Stated task. Count the lines below that contain the word "were". Give only the number.

Dataset entries.
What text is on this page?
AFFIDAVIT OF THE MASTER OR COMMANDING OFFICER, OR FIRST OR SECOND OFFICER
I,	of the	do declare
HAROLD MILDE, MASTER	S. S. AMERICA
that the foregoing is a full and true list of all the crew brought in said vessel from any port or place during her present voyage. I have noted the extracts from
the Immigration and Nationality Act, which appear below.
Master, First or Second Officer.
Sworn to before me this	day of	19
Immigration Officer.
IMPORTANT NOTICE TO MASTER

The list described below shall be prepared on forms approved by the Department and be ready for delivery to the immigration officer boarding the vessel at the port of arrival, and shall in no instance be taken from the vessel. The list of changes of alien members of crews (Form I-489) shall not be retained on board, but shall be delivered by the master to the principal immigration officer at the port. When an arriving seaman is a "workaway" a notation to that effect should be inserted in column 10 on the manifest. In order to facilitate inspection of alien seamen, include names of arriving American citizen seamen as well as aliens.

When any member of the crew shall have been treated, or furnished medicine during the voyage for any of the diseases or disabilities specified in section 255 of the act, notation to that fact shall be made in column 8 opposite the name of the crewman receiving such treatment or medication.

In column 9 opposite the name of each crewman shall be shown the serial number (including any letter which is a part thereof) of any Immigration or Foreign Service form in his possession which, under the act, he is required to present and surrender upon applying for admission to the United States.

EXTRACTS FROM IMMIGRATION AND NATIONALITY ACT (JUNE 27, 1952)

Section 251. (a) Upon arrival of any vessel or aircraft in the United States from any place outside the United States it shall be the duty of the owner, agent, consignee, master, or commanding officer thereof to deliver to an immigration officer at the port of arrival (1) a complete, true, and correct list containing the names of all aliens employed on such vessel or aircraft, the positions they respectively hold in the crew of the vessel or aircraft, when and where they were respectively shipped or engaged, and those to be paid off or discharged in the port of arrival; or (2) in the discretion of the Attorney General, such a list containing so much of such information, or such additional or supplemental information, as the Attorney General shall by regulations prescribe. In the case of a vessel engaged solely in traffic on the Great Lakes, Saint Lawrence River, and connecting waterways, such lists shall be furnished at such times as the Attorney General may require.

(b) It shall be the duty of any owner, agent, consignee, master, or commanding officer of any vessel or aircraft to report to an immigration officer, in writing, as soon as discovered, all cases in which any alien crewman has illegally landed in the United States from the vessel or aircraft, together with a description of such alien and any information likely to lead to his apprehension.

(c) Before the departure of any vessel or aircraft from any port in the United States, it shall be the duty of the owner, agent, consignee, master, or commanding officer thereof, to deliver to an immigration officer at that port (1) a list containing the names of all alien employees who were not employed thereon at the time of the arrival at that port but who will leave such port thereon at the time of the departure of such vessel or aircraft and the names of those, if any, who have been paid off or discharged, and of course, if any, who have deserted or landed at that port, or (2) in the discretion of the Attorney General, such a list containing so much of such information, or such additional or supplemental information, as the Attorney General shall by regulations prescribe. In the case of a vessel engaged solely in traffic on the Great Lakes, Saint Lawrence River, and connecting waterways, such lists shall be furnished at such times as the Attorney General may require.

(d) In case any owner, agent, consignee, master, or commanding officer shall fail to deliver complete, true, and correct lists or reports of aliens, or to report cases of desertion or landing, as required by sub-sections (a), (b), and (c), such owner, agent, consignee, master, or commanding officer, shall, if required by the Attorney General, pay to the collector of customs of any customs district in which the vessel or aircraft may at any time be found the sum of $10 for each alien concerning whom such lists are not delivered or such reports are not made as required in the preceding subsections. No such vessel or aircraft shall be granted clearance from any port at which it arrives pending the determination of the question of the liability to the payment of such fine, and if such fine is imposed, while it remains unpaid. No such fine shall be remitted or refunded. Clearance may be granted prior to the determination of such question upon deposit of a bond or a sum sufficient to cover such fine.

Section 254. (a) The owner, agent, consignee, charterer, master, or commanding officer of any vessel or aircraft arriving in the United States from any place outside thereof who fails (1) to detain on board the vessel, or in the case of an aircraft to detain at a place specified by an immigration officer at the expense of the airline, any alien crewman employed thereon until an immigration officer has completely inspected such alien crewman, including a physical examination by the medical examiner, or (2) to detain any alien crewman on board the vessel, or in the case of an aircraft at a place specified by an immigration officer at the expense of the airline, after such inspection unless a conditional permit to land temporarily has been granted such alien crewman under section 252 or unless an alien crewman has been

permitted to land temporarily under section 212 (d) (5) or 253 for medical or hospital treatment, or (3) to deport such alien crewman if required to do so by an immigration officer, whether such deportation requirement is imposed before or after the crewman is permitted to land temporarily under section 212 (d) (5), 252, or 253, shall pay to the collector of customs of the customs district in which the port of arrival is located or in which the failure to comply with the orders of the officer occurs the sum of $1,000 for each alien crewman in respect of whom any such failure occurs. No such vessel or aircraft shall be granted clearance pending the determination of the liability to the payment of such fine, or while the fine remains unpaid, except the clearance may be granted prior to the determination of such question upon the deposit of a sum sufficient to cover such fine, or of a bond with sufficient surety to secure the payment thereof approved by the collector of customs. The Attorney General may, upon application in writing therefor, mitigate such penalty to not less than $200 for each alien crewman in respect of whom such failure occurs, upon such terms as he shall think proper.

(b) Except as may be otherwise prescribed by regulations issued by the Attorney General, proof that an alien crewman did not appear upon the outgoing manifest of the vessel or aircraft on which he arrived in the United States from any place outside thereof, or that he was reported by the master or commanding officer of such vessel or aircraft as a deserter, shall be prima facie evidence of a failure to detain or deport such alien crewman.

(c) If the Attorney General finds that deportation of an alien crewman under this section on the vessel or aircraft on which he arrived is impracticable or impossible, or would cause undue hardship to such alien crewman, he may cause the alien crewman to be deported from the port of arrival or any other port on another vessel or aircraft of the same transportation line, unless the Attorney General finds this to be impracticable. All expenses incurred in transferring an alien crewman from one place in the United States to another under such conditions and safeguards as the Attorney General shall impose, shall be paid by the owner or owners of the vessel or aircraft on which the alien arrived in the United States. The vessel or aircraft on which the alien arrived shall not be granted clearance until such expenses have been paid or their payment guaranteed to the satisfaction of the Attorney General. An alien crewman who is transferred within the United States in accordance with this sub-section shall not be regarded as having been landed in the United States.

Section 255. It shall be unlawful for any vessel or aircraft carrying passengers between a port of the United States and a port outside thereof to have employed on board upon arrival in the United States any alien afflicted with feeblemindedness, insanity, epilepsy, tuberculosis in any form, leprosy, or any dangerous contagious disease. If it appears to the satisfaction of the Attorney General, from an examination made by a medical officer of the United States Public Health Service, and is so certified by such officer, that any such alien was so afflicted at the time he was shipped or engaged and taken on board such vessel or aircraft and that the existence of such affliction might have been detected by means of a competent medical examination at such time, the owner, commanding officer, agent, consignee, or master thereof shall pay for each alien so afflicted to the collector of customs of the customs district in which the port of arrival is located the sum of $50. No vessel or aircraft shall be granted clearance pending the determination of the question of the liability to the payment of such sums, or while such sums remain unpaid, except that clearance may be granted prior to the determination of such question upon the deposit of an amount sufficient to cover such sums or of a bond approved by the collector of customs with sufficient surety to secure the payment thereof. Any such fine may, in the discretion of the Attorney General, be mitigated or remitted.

Response. 2